» **EXCERPTED DATA**:
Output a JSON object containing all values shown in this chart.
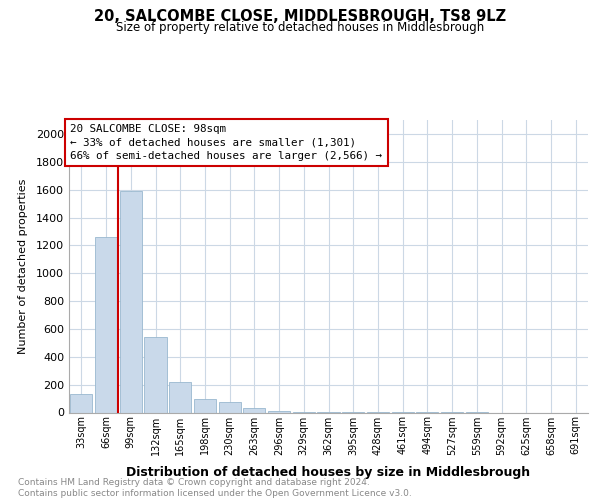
{
  "title_line1": "20, SALCOMBE CLOSE, MIDDLESBROUGH, TS8 9LZ",
  "title_line2": "Size of property relative to detached houses in Middlesbrough",
  "xlabel": "Distribution of detached houses by size in Middlesbrough",
  "ylabel": "Number of detached properties",
  "categories": [
    "33sqm",
    "66sqm",
    "99sqm",
    "132sqm",
    "165sqm",
    "198sqm",
    "230sqm",
    "263sqm",
    "296sqm",
    "329sqm",
    "362sqm",
    "395sqm",
    "428sqm",
    "461sqm",
    "494sqm",
    "527sqm",
    "559sqm",
    "592sqm",
    "625sqm",
    "658sqm",
    "691sqm"
  ],
  "values": [
    130,
    1260,
    1590,
    540,
    220,
    100,
    75,
    30,
    10,
    5,
    3,
    2,
    2,
    1,
    1,
    1,
    1,
    0,
    0,
    0,
    0
  ],
  "bar_color": "#c9d9ea",
  "bar_edge_color": "#9ab8cf",
  "annotation_text": "20 SALCOMBE CLOSE: 98sqm\n← 33% of detached houses are smaller (1,301)\n66% of semi-detached houses are larger (2,566) →",
  "vline_x": 1.5,
  "ylim": [
    0,
    2100
  ],
  "yticks": [
    0,
    200,
    400,
    600,
    800,
    1000,
    1200,
    1400,
    1600,
    1800,
    2000
  ],
  "footnote": "Contains HM Land Registry data © Crown copyright and database right 2024.\nContains public sector information licensed under the Open Government Licence v3.0.",
  "bg_color": "#ffffff",
  "grid_color": "#ccd8e5"
}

» **GOAL OF THE EXERCISE**:
Which lines of the data include "SALCOMBE"? Copy each of them.

» **EXERCISE RESULT**:
  "title_line1": "20, SALCOMBE CLOSE, MIDDLESBROUGH, TS8 9LZ",
  "annotation_text": "20 SALCOMBE CLOSE: 98sqm\n← 33% of detached houses are smaller (1,301)\n66% of semi-detached houses are larger (2,566) →",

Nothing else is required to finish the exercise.